> **RECORDED DATA**
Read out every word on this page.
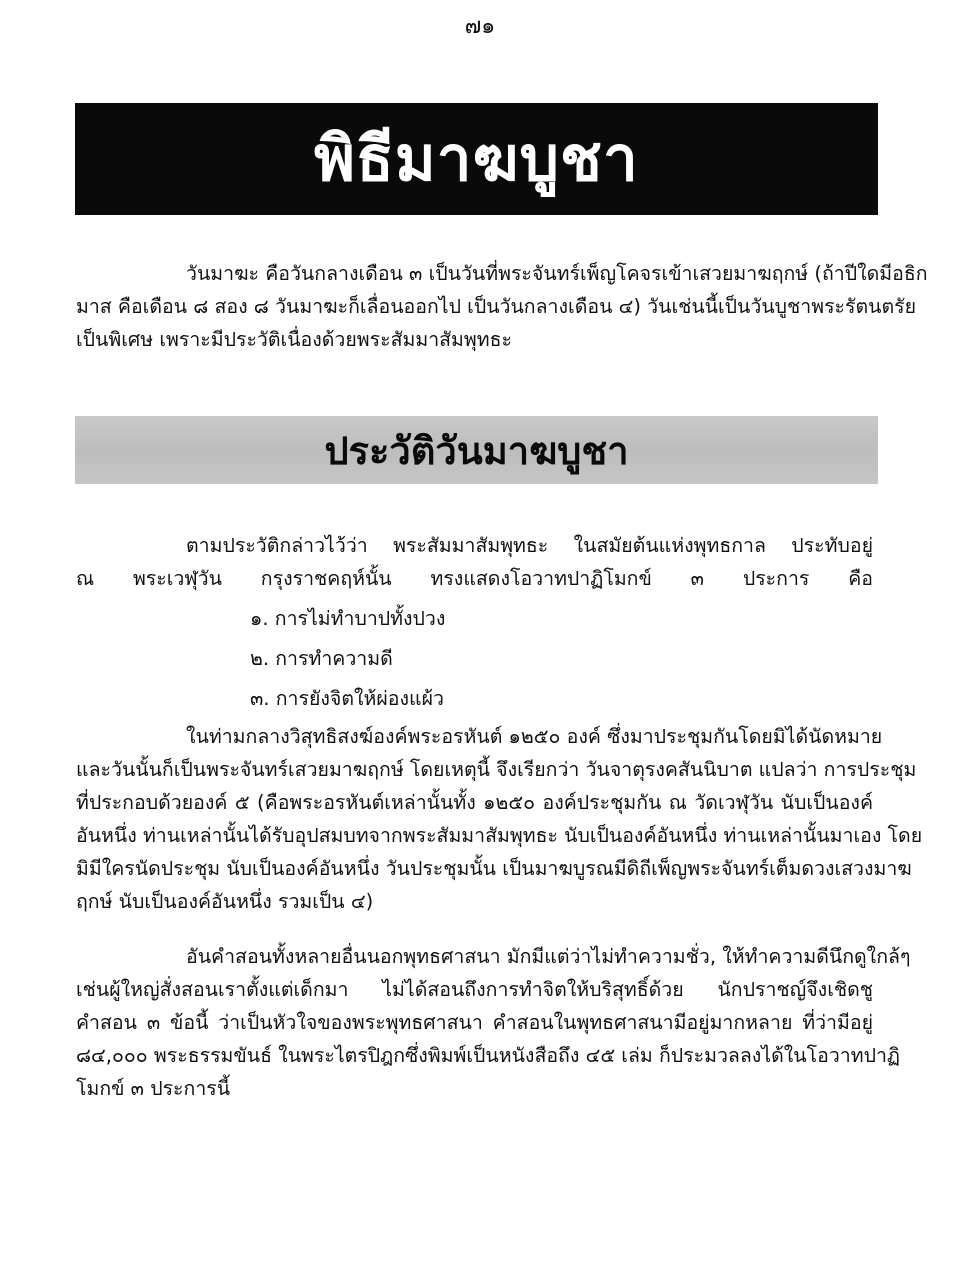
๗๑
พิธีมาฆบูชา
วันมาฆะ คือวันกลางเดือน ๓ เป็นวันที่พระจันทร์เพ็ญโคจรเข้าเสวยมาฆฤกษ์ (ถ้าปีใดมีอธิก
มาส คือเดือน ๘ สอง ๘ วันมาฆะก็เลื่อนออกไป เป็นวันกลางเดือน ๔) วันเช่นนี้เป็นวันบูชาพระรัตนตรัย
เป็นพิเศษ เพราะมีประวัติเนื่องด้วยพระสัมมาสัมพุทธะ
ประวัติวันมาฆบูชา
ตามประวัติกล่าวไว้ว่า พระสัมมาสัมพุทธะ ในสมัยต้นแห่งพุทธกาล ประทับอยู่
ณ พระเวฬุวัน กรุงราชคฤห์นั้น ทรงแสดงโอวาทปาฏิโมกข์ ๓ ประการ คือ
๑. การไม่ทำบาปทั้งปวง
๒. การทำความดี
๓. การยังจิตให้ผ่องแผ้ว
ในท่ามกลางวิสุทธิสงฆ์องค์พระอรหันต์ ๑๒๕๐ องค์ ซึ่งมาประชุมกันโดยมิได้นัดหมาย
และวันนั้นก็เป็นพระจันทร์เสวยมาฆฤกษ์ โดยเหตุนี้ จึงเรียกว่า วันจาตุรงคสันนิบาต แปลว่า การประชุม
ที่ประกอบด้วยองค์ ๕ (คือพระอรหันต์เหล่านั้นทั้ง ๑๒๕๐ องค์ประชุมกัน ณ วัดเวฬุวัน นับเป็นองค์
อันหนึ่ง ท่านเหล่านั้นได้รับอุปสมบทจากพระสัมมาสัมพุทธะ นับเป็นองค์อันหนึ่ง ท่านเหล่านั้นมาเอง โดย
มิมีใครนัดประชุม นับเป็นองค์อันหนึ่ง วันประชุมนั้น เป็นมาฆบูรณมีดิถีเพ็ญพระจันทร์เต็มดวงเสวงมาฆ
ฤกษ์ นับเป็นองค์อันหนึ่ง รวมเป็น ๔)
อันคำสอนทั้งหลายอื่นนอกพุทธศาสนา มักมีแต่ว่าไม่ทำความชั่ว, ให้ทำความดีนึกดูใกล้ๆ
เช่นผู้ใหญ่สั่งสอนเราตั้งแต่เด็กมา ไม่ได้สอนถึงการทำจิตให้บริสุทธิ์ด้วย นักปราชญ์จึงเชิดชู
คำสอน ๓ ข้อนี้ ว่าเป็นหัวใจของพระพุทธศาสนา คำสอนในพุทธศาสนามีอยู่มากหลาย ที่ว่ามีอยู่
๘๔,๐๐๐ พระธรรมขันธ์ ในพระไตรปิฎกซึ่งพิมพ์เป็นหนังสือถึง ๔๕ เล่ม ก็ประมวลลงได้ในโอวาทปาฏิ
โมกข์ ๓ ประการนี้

> **THE EXERCISE**
Reproduce the material above in full and without alteration, but skip all pictures.

> **ANSWER BELOW**
Read out every word on this page.
๗๑
พิธีมาฆบูชา
วันมาฆะ คือวันกลางเดือน ๓ เป็นวันที่พระจันทร์เพ็ญโคจรเข้าเสวยมาฆฤกษ์ (ถ้าปีใดมีอธิก
มาส คือเดือน ๘ สอง ๘ วันมาฆะก็เลื่อนออกไป เป็นวันกลางเดือน ๔) วันเช่นนี้เป็นวันบูชาพระรัตนตรัย
เป็นพิเศษ เพราะมีประวัติเนื่องด้วยพระสัมมาสัมพุทธะ
ประวัติวันมาฆบูชา
ตามประวัติกล่าวไว้ว่า พระสัมมาสัมพุทธะ ในสมัยต้นแห่งพุทธกาล ประทับอยู่
ณ พระเวฬุวัน กรุงราชคฤห์นั้น ทรงแสดงโอวาทปาฏิโมกข์ ๓ ประการ คือ
๑. การไม่ทำบาปทั้งปวง
๒. การทำความดี
๓. การยังจิตให้ผ่องแผ้ว
ในท่ามกลางวิสุทธิสงฆ์องค์พระอรหันต์ ๑๒๕๐ องค์ ซึ่งมาประชุมกันโดยมิได้นัดหมาย
และวันนั้นก็เป็นพระจันทร์เสวยมาฆฤกษ์ โดยเหตุนี้ จึงเรียกว่า วันจาตุรงคสันนิบาต แปลว่า การประชุม
ที่ประกอบด้วยองค์ ๕ (คือพระอรหันต์เหล่านั้นทั้ง ๑๒๕๐ องค์ประชุมกัน ณ วัดเวฬุวัน นับเป็นองค์
อันหนึ่ง ท่านเหล่านั้นได้รับอุปสมบทจากพระสัมมาสัมพุทธะ นับเป็นองค์อันหนึ่ง ท่านเหล่านั้นมาเอง โดย
มิมีใครนัดประชุม นับเป็นองค์อันหนึ่ง วันประชุมนั้น เป็นมาฆบูรณมีดิถีเพ็ญพระจันทร์เต็มดวงเสวงมาฆ
ฤกษ์ นับเป็นองค์อันหนึ่ง รวมเป็น ๔)
อันคำสอนทั้งหลายอื่นนอกพุทธศาสนา มักมีแต่ว่าไม่ทำความชั่ว, ให้ทำความดีนึกดูใกล้ๆ
เช่นผู้ใหญ่สั่งสอนเราตั้งแต่เด็กมา ไม่ได้สอนถึงการทำจิตให้บริสุทธิ์ด้วย นักปราชญ์จึงเชิดชู
คำสอน ๓ ข้อนี้ ว่าเป็นหัวใจของพระพุทธศาสนา คำสอนในพุทธศาสนามีอยู่มากหลาย ที่ว่ามีอยู่
๘๔,๐๐๐ พระธรรมขันธ์ ในพระไตรปิฎกซึ่งพิมพ์เป็นหนังสือถึง ๔๕ เล่ม ก็ประมวลลงได้ในโอวาทปาฏิ
โมกข์ ๓ ประการนี้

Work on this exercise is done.